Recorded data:

----------

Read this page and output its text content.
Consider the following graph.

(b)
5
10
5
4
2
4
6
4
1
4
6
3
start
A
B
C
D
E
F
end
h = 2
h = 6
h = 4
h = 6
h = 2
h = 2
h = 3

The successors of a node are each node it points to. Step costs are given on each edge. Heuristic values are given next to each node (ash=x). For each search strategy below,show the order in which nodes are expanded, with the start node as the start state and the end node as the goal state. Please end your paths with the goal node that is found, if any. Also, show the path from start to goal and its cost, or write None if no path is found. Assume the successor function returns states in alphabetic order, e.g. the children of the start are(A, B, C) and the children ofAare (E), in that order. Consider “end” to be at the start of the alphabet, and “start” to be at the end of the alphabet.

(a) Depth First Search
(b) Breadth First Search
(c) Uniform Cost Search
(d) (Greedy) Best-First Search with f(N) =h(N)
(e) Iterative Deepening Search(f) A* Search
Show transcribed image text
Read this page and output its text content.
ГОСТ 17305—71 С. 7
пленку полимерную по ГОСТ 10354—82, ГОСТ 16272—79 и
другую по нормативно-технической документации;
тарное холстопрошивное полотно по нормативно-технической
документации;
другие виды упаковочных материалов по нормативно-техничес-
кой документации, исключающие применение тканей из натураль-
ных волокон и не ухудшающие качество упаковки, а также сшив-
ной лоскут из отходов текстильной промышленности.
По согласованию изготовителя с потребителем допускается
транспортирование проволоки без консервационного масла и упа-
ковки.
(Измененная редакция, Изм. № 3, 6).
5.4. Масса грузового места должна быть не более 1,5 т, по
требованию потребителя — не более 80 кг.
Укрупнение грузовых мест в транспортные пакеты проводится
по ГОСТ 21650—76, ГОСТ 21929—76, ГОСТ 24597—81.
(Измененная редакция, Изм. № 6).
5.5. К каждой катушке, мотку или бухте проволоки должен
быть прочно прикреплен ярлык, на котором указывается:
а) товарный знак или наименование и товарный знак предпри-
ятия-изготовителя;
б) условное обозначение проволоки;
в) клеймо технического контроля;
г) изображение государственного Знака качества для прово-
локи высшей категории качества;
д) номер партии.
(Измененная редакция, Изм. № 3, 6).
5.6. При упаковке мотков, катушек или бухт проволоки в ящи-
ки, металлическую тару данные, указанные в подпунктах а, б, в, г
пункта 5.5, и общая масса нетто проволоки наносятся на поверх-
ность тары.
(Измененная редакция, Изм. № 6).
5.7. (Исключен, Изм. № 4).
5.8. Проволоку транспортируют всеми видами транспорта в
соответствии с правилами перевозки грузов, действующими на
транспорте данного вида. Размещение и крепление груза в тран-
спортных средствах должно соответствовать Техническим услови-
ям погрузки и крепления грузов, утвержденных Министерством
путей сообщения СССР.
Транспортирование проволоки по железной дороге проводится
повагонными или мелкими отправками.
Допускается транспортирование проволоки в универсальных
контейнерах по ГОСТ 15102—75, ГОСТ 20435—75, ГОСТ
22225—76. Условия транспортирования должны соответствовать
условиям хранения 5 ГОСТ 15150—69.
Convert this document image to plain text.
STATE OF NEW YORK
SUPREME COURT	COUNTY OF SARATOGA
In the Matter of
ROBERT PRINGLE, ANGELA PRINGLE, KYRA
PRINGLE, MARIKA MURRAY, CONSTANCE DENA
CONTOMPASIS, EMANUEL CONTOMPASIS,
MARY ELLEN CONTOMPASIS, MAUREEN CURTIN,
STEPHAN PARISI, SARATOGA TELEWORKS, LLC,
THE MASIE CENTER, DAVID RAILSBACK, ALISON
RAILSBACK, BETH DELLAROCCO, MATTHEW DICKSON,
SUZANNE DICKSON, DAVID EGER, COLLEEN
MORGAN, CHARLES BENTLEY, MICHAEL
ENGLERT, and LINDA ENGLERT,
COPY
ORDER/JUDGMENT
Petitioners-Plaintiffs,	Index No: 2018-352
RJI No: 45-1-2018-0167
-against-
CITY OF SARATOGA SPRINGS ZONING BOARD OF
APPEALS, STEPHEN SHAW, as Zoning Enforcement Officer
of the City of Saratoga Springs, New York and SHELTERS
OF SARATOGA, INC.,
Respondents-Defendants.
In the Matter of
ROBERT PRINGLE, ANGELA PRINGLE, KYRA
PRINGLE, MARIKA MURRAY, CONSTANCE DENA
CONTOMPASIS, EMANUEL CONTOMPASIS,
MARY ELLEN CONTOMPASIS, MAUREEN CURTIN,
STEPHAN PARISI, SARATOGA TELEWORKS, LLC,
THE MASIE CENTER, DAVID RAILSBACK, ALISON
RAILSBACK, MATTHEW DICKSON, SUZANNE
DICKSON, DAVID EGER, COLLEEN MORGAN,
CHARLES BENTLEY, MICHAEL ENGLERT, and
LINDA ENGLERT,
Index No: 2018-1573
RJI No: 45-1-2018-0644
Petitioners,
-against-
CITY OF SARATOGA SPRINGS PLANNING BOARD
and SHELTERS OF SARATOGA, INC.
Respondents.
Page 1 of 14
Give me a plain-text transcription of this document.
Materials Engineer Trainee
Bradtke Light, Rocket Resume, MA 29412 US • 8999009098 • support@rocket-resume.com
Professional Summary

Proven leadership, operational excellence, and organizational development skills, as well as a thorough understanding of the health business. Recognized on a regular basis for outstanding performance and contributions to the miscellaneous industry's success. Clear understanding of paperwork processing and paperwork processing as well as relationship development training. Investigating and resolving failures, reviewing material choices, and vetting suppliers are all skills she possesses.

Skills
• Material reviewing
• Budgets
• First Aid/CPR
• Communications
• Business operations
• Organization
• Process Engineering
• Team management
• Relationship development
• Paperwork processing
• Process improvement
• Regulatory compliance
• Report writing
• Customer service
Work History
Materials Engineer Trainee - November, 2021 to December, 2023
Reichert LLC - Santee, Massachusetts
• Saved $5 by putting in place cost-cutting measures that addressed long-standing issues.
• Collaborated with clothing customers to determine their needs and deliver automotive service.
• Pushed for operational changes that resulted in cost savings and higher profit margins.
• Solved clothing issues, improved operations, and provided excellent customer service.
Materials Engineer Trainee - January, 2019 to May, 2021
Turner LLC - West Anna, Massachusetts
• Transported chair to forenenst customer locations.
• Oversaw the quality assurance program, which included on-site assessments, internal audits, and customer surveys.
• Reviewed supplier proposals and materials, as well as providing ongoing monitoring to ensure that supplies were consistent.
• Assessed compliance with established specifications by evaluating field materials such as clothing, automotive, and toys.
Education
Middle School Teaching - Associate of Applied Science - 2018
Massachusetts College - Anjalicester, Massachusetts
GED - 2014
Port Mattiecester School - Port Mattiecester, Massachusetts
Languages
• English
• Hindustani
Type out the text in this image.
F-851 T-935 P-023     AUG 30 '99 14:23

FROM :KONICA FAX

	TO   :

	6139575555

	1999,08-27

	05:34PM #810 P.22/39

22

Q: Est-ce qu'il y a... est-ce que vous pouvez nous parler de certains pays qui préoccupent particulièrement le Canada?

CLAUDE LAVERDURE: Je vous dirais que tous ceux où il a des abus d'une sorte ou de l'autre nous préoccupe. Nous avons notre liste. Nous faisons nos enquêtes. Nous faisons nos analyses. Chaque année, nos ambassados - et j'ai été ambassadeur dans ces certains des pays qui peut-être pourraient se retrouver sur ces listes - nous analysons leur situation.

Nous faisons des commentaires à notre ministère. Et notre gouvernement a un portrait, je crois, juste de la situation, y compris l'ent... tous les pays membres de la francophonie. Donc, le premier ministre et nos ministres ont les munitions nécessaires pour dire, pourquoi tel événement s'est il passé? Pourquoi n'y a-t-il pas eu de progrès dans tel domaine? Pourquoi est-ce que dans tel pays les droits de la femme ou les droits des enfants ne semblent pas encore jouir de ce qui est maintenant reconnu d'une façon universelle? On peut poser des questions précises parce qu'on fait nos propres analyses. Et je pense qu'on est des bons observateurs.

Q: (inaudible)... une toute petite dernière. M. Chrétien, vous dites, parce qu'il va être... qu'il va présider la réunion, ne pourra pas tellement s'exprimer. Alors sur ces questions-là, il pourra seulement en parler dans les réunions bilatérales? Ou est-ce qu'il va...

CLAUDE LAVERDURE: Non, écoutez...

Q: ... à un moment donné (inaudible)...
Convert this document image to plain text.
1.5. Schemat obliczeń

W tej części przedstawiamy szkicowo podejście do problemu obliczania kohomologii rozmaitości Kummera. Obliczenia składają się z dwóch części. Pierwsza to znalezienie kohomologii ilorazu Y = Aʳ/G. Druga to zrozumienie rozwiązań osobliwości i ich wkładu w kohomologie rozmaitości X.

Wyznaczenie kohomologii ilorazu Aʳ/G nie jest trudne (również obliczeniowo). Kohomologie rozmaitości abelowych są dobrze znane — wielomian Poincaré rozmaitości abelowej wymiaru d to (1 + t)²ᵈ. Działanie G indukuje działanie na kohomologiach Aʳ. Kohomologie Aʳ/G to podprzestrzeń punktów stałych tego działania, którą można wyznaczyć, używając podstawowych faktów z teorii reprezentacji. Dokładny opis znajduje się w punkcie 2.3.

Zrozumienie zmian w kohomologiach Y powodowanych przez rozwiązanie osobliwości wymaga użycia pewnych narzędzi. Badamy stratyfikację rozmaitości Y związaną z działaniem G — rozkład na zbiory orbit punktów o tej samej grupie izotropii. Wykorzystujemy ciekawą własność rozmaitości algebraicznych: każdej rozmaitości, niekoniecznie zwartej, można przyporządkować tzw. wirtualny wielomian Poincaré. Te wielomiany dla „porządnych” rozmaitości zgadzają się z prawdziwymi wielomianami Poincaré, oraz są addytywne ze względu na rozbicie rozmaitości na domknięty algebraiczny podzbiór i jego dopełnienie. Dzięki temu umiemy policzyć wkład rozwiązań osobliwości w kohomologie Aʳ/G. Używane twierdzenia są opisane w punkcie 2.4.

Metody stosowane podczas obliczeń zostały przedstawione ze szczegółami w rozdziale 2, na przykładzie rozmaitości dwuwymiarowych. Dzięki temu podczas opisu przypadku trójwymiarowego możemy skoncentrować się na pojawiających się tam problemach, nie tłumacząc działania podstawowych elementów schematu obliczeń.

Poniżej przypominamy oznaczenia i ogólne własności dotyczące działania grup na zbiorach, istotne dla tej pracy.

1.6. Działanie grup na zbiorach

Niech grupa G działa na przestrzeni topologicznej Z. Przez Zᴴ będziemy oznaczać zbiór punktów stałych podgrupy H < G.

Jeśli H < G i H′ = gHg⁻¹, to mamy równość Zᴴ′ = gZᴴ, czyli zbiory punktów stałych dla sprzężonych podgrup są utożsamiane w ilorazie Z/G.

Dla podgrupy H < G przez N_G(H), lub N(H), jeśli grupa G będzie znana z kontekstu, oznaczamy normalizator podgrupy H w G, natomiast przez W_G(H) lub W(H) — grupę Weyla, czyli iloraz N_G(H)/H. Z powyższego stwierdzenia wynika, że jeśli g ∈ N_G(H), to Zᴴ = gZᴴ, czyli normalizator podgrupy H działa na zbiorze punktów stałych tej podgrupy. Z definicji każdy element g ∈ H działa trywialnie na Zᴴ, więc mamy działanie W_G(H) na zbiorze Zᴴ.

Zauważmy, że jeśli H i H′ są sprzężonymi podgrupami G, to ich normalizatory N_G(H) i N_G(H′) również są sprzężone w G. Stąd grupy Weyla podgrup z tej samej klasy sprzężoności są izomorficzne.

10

----------

- [GOAL]
For the records above, state how many lines include the string "text", giving the number and nothing else.

- [OUTPUT OF THE TASK]
7